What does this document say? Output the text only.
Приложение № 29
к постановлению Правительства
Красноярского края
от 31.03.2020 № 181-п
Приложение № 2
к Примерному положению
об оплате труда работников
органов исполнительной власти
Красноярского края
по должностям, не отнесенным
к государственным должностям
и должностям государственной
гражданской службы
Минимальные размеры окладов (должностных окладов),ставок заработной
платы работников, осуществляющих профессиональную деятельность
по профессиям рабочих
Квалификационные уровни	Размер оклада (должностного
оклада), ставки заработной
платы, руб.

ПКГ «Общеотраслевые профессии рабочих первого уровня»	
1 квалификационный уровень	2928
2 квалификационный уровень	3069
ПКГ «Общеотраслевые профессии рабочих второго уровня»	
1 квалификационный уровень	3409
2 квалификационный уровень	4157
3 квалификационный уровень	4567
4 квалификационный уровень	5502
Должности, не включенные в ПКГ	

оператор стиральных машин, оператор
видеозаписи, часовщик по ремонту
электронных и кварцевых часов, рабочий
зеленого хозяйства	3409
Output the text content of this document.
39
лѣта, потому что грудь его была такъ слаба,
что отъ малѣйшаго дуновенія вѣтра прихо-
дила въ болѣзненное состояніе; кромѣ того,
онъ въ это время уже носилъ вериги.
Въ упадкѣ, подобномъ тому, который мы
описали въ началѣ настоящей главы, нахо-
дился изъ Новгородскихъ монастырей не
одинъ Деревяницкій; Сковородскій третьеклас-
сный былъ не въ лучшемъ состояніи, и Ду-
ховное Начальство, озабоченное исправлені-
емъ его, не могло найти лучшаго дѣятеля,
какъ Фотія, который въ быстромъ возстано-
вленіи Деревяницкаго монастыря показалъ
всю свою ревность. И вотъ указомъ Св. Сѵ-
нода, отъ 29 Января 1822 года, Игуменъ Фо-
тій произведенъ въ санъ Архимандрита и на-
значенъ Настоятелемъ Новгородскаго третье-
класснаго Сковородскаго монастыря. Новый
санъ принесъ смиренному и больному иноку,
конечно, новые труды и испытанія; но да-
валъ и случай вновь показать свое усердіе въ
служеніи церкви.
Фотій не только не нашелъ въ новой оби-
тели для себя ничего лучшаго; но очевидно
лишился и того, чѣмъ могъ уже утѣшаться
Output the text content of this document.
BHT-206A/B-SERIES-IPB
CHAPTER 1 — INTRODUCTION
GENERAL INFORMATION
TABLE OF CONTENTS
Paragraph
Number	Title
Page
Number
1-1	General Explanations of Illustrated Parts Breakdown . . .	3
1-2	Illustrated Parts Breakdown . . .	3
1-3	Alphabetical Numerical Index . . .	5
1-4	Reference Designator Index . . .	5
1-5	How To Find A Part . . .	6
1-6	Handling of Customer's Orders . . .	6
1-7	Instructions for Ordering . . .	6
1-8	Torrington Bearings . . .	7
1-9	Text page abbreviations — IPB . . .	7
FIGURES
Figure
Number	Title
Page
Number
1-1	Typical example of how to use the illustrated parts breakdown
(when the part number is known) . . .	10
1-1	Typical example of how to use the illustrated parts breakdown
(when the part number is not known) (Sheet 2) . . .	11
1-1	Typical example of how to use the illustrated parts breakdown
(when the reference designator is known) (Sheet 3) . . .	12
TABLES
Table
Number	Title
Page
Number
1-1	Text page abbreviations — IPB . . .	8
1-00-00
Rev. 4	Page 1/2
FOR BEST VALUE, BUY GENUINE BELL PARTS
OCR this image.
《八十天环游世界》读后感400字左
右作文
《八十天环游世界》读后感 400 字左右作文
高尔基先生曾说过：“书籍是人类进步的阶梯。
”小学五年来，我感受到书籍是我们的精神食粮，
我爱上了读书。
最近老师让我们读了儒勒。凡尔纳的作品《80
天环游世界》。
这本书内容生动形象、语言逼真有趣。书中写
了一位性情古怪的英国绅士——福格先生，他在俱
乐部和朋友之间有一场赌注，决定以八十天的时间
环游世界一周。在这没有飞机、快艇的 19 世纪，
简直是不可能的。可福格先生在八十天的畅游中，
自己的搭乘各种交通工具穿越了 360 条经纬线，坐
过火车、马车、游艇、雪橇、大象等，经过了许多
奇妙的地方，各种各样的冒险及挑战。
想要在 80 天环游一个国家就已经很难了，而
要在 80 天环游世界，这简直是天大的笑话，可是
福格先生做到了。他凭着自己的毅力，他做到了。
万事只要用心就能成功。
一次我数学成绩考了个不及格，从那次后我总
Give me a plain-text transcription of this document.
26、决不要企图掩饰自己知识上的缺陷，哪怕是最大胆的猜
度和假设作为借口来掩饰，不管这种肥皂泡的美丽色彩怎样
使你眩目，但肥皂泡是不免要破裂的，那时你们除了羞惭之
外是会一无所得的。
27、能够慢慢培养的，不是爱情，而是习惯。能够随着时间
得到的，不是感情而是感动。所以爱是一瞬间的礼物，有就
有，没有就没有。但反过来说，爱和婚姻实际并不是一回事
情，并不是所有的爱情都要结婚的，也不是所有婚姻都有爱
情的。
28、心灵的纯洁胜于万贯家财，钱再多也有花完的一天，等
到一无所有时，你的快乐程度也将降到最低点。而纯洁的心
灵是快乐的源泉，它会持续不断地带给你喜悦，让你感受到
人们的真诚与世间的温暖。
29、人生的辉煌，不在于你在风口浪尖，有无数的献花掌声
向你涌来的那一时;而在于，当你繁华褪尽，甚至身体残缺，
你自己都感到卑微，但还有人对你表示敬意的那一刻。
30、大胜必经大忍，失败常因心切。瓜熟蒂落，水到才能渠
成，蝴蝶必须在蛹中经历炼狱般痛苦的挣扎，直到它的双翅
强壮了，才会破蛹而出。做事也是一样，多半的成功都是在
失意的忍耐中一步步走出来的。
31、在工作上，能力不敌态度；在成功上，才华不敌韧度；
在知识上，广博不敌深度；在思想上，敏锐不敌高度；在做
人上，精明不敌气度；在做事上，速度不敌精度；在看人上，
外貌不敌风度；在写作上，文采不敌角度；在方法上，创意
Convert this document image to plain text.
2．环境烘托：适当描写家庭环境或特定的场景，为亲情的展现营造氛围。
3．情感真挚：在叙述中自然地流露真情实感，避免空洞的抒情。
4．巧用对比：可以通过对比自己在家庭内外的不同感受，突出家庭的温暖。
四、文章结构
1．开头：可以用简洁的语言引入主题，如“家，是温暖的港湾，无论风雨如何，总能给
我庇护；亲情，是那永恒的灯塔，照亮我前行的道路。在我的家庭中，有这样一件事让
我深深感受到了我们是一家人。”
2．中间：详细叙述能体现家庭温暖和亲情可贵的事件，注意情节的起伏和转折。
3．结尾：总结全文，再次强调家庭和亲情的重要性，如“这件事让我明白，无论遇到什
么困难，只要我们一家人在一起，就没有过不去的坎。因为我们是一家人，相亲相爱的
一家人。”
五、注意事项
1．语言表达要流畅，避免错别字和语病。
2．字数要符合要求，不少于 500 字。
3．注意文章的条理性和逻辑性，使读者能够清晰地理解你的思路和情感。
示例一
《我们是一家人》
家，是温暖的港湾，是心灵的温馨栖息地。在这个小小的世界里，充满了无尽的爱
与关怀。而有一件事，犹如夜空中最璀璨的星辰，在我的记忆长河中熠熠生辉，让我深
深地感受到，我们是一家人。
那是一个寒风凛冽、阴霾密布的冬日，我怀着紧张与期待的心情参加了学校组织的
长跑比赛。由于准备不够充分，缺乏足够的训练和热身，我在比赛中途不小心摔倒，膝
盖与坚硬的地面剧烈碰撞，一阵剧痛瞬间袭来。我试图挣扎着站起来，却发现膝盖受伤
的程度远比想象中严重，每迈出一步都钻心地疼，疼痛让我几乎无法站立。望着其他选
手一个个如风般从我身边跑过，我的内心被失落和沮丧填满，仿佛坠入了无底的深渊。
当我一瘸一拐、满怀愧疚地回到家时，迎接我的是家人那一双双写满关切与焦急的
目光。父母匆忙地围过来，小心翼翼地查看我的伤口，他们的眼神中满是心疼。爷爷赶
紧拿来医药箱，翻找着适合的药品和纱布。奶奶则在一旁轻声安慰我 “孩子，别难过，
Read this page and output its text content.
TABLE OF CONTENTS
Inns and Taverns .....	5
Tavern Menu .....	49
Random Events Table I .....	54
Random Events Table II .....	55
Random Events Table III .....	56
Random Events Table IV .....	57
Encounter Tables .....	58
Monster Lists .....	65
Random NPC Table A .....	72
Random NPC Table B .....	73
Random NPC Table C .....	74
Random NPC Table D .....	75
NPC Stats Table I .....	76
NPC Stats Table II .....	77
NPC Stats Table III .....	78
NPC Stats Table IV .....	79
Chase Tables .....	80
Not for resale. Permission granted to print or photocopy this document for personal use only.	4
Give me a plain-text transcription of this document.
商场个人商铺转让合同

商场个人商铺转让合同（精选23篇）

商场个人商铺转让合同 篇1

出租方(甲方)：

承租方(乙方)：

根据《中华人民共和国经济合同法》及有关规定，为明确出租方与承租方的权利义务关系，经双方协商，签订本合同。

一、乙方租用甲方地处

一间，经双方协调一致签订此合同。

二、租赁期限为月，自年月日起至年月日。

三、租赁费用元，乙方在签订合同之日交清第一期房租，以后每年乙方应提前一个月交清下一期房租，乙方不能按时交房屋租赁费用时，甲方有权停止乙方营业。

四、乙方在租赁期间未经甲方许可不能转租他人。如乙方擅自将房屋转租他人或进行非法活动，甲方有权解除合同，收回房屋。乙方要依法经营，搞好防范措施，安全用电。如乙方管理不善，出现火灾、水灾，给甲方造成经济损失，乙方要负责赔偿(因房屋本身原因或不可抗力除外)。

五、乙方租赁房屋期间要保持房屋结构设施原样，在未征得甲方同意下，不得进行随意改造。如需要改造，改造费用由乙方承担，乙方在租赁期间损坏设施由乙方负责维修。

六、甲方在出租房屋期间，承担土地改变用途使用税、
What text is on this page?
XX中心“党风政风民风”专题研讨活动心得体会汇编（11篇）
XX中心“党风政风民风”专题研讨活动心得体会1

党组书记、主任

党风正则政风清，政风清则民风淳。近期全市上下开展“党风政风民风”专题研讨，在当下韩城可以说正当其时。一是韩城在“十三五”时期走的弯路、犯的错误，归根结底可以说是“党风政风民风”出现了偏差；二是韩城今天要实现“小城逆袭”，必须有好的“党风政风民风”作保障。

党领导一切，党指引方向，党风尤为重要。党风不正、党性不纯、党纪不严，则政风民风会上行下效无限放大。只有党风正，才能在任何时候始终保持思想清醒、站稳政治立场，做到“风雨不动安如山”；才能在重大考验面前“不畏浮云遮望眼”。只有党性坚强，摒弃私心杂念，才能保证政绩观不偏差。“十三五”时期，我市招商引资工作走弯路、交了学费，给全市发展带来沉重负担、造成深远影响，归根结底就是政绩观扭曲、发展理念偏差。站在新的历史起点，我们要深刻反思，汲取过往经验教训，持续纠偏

• _TASK INSTRUCTIONS_
Identify the lines above that contain the word "only", then copy them.

• _FINAL ANSWER_
What does this document say? Output the text only.
Not for resale. Permission granted to print or photocopy this document for personal use only.	4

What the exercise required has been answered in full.